## TASK INPUTS:
┄┄┄┄┄┄

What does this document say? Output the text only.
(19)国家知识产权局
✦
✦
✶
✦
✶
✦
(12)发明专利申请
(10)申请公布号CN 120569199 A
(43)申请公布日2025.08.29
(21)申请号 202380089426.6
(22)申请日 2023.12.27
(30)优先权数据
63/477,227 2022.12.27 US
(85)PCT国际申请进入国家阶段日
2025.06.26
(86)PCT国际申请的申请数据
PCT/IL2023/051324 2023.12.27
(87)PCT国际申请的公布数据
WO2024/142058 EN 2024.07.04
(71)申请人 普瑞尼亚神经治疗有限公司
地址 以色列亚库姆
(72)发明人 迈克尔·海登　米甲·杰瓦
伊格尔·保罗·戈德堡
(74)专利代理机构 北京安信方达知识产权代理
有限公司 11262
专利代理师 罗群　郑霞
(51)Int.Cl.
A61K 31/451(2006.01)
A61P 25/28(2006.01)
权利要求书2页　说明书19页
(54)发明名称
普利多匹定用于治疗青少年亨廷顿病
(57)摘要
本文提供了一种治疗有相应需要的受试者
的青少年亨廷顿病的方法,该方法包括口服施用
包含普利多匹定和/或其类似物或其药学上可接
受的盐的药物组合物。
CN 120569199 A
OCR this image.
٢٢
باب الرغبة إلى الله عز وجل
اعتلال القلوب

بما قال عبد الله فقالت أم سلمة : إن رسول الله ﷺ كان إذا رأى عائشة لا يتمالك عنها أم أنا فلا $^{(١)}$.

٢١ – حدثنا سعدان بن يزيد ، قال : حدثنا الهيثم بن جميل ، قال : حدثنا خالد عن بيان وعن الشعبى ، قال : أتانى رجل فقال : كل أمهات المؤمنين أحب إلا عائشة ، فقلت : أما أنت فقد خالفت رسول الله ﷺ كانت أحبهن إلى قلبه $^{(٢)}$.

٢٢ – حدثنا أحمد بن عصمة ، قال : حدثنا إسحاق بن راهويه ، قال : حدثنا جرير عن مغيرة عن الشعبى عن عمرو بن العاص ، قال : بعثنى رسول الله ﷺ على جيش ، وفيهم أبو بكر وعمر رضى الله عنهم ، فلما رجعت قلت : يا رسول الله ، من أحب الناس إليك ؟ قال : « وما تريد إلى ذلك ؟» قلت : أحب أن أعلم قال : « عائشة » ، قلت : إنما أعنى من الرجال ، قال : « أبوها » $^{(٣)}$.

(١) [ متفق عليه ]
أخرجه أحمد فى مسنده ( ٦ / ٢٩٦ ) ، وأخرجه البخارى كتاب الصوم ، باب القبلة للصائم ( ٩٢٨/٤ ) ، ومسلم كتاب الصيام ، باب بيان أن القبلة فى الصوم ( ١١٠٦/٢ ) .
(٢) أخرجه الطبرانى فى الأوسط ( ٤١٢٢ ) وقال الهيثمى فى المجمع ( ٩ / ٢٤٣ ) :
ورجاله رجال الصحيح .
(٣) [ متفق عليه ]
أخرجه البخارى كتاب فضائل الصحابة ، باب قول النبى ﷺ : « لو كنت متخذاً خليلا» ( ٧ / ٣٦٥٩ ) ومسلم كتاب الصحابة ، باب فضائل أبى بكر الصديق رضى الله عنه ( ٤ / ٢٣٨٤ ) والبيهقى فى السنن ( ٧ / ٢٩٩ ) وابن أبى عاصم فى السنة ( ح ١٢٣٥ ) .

┄┄┄┄┄┄

## TO BE DONE:
Return all the data above once more, precisely as given.

## WRITTEN SOLUTION:
What does this document say? Output the text only.
(19)国家知识产权局
✦
✦
✶
✦
✶
✦
(12)发明专利申请
(10)申请公布号CN 120569199 A
(43)申请公布日2025.08.29
(21)申请号 202380089426.6
(22)申请日 2023.12.27
(30)优先权数据
63/477,227 2022.12.27 US
(85)PCT国际申请进入国家阶段日
2025.06.26
(86)PCT国际申请的申请数据
PCT/IL2023/051324 2023.12.27
(87)PCT国际申请的公布数据
WO2024/142058 EN 2024.07.04
(71)申请人 普瑞尼亚神经治疗有限公司
地址 以色列亚库姆
(72)发明人 迈克尔·海登　米甲·杰瓦
伊格尔·保罗·戈德堡
(74)专利代理机构 北京安信方达知识产权代理
有限公司 11262
专利代理师 罗群　郑霞
(51)Int.Cl.
A61K 31/451(2006.01)
A61P 25/28(2006.01)
权利要求书2页　说明书19页
(54)发明名称
普利多匹定用于治疗青少年亨廷顿病
(57)摘要
本文提供了一种治疗有相应需要的受试者
的青少年亨廷顿病的方法,该方法包括口服施用
包含普利多匹定和/或其类似物或其药学上可接
受的盐的药物组合物。
CN 120569199 A
OCR this image.
٢٢
باب الرغبة إلى الله عز وجل
اعتلال القلوب

بما قال عبد الله فقالت أم سلمة : إن رسول الله ﷺ كان إذا رأى عائشة لا يتمالك عنها أم أنا فلا $^{(١)}$.

٢١ – حدثنا سعدان بن يزيد ، قال : حدثنا الهيثم بن جميل ، قال : حدثنا خالد عن بيان وعن الشعبى ، قال : أتانى رجل فقال : كل أمهات المؤمنين أحب إلا عائشة ، فقلت : أما أنت فقد خالفت رسول الله ﷺ كانت أحبهن إلى قلبه $^{(٢)}$.

٢٢ – حدثنا أحمد بن عصمة ، قال : حدثنا إسحاق بن راهويه ، قال : حدثنا جرير عن مغيرة عن الشعبى عن عمرو بن العاص ، قال : بعثنى رسول الله ﷺ على جيش ، وفيهم أبو بكر وعمر رضى الله عنهم ، فلما رجعت قلت : يا رسول الله ، من أحب الناس إليك ؟ قال : « وما تريد إلى ذلك ؟» قلت : أحب أن أعلم قال : « عائشة » ، قلت : إنما أعنى من الرجال ، قال : « أبوها » $^{(٣)}$.

(١) [ متفق عليه ]
أخرجه أحمد فى مسنده ( ٦ / ٢٩٦ ) ، وأخرجه البخارى كتاب الصوم ، باب القبلة للصائم ( ٩٢٨/٤ ) ، ومسلم كتاب الصيام ، باب بيان أن القبلة فى الصوم ( ١١٠٦/٢ ) .
(٢) أخرجه الطبرانى فى الأوسط ( ٤١٢٢ ) وقال الهيثمى فى المجمع ( ٩ / ٢٤٣ ) :
ورجاله رجال الصحيح .
(٣) [ متفق عليه ]
أخرجه البخارى كتاب فضائل الصحابة ، باب قول النبى ﷺ : « لو كنت متخذاً خليلا» ( ٧ / ٣٦٥٩ ) ومسلم كتاب الصحابة ، باب فضائل أبى بكر الصديق رضى الله عنه ( ٤ / ٢٣٨٤ ) والبيهقى فى السنن ( ٧ / ٢٩٩ ) وابن أبى عاصم فى السنة ( ح ١٢٣٥ ) .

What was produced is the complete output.